> _Requirements_
Identify the lines that contain the word "struttura", then copy them.

>> BEGIN Record extracts

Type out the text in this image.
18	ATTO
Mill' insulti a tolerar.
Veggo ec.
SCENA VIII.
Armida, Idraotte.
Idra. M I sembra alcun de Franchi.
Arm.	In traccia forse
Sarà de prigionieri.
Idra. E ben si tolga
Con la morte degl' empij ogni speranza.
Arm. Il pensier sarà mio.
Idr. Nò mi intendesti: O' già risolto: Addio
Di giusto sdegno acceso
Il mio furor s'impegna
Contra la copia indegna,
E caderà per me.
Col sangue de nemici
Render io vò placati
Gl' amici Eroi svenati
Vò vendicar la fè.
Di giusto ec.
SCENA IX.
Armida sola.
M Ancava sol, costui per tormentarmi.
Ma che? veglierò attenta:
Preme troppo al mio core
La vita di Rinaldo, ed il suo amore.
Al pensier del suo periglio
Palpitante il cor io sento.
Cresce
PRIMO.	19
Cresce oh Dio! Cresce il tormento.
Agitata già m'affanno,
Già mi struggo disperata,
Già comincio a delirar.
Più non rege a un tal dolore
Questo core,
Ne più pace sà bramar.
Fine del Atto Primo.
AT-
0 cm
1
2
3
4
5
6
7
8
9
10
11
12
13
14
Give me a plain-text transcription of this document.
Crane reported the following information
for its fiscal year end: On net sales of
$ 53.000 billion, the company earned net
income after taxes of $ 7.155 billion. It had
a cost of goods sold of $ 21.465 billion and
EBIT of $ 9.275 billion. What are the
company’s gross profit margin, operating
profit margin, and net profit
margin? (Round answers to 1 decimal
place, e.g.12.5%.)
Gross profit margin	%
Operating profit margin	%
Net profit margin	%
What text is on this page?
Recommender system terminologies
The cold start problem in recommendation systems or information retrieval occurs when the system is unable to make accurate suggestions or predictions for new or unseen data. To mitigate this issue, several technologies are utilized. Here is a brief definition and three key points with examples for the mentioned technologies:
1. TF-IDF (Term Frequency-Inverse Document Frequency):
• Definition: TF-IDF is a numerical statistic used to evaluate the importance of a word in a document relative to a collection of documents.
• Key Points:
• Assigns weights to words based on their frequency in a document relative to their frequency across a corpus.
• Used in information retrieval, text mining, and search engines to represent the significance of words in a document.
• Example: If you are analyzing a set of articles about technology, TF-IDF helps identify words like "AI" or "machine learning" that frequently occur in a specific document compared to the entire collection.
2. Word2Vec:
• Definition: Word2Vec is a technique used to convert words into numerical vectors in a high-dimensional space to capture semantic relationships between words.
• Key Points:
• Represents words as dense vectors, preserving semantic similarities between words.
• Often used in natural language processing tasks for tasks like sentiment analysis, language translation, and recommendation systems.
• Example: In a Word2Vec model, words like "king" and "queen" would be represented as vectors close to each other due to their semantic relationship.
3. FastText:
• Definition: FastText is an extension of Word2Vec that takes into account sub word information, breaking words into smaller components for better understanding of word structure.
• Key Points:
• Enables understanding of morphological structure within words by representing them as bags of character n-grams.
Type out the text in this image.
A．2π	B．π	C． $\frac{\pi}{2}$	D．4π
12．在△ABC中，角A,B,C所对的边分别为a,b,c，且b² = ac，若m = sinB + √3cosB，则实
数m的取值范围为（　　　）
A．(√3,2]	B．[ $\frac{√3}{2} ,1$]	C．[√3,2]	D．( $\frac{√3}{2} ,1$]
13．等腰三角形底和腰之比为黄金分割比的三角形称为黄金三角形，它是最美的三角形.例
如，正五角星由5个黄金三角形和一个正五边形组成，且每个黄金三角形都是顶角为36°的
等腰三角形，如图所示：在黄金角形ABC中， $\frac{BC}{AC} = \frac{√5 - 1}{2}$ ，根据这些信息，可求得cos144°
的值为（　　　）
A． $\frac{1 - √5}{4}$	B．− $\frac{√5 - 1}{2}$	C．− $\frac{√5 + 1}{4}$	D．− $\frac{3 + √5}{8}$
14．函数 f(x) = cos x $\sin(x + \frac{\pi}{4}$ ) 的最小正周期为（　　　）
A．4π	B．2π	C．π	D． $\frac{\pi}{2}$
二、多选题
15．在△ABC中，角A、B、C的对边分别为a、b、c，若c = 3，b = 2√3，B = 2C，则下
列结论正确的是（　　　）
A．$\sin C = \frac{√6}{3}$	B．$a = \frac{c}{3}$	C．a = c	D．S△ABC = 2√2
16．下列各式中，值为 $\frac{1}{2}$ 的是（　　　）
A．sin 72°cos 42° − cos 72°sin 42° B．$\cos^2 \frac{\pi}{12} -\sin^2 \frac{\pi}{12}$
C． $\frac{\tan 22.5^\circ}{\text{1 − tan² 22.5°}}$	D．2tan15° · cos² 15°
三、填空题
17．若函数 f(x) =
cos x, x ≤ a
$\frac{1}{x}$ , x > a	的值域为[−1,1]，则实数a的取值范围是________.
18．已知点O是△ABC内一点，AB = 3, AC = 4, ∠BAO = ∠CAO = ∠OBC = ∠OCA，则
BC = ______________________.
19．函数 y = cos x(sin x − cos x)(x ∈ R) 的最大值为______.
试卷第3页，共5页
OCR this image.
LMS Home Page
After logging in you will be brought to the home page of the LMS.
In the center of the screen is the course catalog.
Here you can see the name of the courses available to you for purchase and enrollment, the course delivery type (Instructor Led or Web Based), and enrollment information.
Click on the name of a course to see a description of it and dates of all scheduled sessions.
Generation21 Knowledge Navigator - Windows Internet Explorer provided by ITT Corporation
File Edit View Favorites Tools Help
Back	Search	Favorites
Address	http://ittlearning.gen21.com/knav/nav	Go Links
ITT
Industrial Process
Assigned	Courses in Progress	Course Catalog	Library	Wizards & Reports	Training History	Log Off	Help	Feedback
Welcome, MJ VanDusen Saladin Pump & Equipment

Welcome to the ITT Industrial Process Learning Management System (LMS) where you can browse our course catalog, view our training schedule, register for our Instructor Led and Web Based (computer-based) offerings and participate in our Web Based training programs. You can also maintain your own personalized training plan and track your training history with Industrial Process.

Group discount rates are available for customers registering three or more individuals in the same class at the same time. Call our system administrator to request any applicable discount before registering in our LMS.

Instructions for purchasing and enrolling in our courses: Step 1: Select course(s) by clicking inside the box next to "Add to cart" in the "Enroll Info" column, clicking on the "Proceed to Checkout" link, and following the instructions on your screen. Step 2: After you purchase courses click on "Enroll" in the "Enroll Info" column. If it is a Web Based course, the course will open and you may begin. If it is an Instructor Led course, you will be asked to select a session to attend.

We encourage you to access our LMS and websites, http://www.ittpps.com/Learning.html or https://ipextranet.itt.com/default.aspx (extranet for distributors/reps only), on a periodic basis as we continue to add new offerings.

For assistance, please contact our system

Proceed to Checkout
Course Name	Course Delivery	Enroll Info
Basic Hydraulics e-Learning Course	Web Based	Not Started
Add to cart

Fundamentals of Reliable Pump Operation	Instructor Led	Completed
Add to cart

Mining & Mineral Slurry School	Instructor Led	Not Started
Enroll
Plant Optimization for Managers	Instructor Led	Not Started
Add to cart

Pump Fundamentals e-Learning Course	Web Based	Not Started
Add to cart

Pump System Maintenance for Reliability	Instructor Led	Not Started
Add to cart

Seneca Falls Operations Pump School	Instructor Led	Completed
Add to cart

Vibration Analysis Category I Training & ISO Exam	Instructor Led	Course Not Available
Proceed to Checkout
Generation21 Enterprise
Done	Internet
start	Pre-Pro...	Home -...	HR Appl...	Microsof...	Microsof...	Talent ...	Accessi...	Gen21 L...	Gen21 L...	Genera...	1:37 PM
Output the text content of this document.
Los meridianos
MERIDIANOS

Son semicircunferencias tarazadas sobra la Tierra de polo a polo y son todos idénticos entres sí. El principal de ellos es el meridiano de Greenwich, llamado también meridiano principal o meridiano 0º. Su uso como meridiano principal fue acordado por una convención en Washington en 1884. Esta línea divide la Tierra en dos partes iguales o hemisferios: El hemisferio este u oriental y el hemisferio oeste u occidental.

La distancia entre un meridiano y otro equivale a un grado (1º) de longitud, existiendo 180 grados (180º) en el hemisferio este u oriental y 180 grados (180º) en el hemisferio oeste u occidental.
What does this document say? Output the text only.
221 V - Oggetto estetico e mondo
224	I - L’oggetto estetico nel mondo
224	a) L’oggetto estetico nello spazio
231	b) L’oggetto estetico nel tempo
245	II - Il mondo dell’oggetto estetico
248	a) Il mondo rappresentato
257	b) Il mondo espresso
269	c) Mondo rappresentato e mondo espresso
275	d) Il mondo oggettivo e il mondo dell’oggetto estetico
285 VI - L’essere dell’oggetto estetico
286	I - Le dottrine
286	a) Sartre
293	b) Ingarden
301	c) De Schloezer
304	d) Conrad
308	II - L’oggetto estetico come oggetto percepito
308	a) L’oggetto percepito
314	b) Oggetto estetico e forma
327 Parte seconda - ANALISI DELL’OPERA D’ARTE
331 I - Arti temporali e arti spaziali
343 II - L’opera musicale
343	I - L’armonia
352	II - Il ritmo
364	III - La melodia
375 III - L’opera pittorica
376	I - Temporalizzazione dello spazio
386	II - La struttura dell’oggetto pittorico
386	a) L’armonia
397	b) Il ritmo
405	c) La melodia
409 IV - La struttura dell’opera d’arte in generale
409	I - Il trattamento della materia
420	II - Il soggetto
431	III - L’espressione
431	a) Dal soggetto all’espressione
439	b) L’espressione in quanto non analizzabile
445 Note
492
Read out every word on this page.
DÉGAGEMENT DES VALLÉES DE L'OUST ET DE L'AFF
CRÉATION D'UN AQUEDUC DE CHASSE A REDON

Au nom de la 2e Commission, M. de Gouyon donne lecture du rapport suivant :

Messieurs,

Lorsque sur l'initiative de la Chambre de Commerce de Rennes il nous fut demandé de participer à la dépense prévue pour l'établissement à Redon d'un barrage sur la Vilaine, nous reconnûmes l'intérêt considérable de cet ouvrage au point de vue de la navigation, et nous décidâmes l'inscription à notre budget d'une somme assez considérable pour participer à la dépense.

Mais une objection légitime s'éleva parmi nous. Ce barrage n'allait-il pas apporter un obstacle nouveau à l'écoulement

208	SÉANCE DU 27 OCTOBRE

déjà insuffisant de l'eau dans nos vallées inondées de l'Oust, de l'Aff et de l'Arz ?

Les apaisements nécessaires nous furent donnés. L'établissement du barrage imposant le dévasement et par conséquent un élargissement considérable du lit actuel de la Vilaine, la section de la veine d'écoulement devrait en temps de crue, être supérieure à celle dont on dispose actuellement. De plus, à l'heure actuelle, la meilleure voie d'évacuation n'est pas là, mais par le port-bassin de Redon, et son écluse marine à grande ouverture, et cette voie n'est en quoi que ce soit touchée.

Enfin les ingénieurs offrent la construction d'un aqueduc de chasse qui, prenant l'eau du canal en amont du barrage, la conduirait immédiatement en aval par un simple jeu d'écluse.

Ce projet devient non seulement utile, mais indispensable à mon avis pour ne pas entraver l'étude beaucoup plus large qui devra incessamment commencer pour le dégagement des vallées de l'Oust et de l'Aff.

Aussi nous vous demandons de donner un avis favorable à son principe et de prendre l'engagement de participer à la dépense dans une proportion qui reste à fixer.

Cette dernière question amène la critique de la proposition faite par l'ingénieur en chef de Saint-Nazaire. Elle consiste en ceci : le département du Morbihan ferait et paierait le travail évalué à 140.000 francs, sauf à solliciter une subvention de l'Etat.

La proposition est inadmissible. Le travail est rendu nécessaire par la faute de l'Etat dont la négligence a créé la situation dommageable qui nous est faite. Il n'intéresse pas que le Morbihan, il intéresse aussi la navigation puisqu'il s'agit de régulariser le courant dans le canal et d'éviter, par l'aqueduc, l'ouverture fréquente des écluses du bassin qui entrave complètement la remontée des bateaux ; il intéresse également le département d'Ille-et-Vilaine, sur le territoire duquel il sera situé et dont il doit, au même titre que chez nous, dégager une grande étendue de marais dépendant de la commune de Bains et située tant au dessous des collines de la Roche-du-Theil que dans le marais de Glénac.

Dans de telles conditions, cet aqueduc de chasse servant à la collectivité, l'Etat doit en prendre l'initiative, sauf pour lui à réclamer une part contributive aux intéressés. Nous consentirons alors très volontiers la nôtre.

>> END Record extracts

> _Exercise output_
386	II - La struttura dell’oggetto pittorico
409 IV - La struttura dell’opera d’arte in generale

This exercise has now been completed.